- Task material -
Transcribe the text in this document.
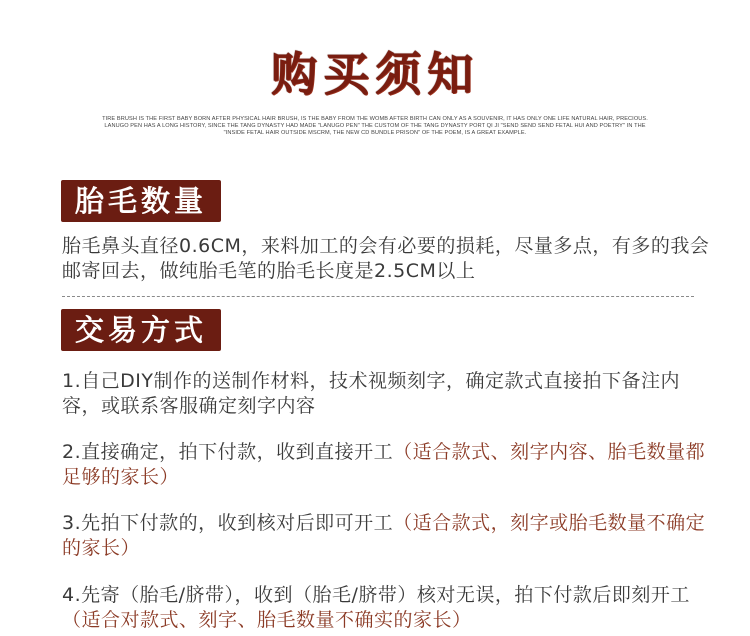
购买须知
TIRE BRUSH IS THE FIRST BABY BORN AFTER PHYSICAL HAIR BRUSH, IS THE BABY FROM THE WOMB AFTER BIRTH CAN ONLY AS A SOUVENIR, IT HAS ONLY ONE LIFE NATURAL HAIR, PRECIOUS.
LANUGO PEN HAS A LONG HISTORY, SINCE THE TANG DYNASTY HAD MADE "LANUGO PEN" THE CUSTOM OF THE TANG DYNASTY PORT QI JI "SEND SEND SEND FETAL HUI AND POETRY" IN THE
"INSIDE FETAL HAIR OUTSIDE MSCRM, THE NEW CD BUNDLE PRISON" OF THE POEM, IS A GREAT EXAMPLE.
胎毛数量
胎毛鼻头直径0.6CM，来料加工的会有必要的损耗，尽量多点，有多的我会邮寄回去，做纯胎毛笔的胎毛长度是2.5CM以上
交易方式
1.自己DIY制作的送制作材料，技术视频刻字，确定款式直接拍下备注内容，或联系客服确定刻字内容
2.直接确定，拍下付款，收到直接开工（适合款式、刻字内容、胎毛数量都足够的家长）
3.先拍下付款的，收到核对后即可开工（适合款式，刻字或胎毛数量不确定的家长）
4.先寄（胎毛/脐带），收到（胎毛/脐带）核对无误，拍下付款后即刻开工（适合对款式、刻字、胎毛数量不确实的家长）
---
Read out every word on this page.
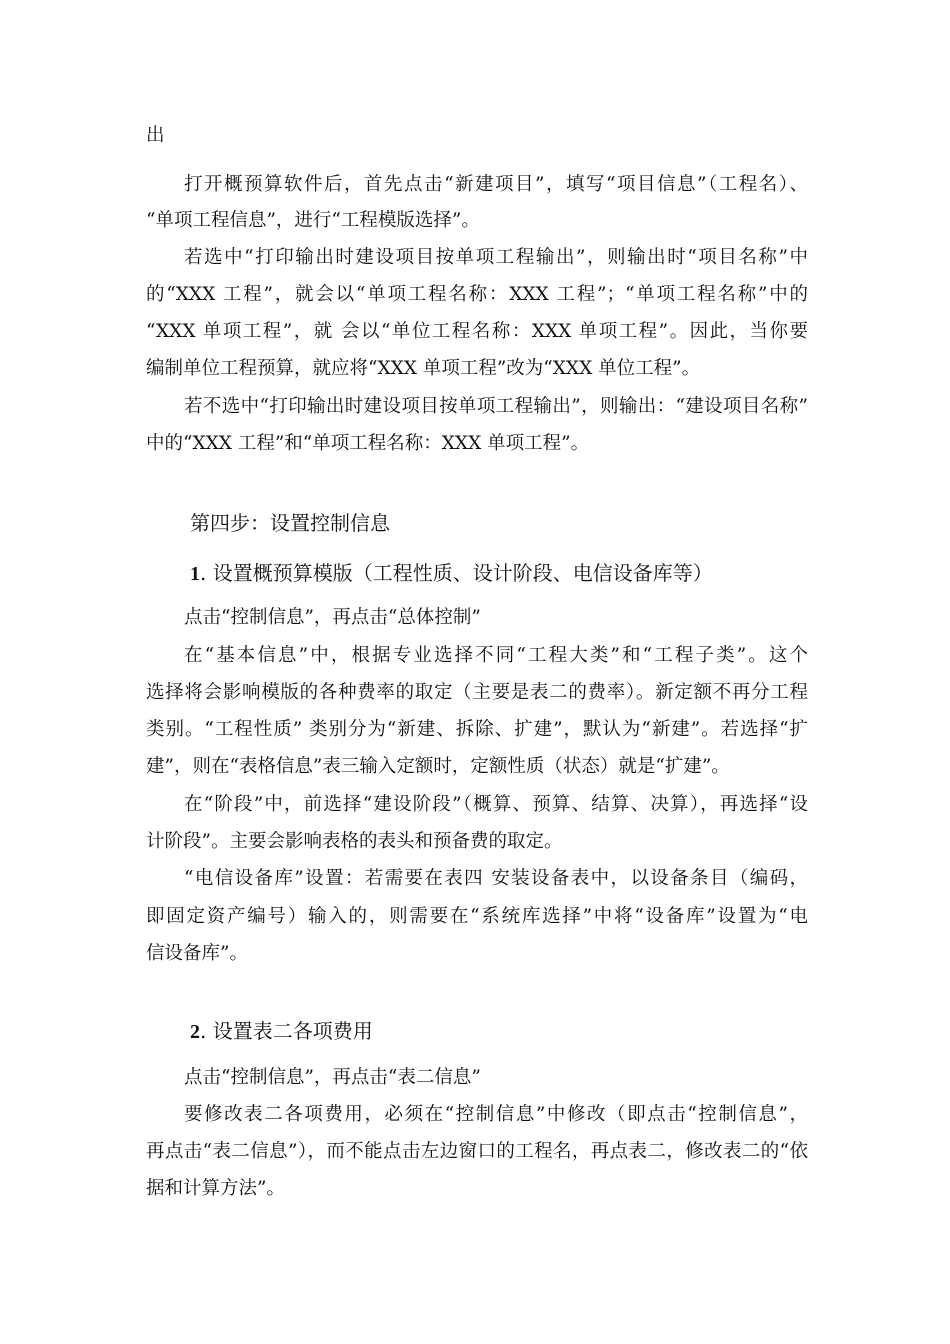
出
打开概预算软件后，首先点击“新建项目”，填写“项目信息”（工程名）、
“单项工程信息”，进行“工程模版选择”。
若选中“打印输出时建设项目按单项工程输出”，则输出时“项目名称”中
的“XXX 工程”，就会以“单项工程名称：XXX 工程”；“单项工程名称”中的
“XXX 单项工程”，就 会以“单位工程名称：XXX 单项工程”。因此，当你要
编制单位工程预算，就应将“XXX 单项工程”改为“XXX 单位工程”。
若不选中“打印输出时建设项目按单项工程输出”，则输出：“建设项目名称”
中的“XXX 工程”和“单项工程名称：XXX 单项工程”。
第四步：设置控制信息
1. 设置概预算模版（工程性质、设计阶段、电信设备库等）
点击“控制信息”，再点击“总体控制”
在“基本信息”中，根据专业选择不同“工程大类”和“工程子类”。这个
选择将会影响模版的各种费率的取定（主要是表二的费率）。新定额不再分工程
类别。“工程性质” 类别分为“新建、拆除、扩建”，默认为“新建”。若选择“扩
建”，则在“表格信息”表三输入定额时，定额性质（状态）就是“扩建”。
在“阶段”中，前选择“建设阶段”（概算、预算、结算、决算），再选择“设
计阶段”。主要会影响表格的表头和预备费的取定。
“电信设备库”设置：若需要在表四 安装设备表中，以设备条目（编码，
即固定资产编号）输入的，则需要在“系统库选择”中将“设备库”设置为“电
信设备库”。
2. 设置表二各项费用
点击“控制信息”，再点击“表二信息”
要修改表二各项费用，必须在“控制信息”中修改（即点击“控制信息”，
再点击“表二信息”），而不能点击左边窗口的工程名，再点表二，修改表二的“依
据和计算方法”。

- Description of the task -
Copy each line of the listing that includes "适合款式".

- Exercise answer -
2.直接确定，拍下付款，收到直接开工（适合款式、刻字内容、胎毛数量都足够的家长）
3.先拍下付款的，收到核对后即可开工（适合款式，刻字或胎毛数量不确定的家长）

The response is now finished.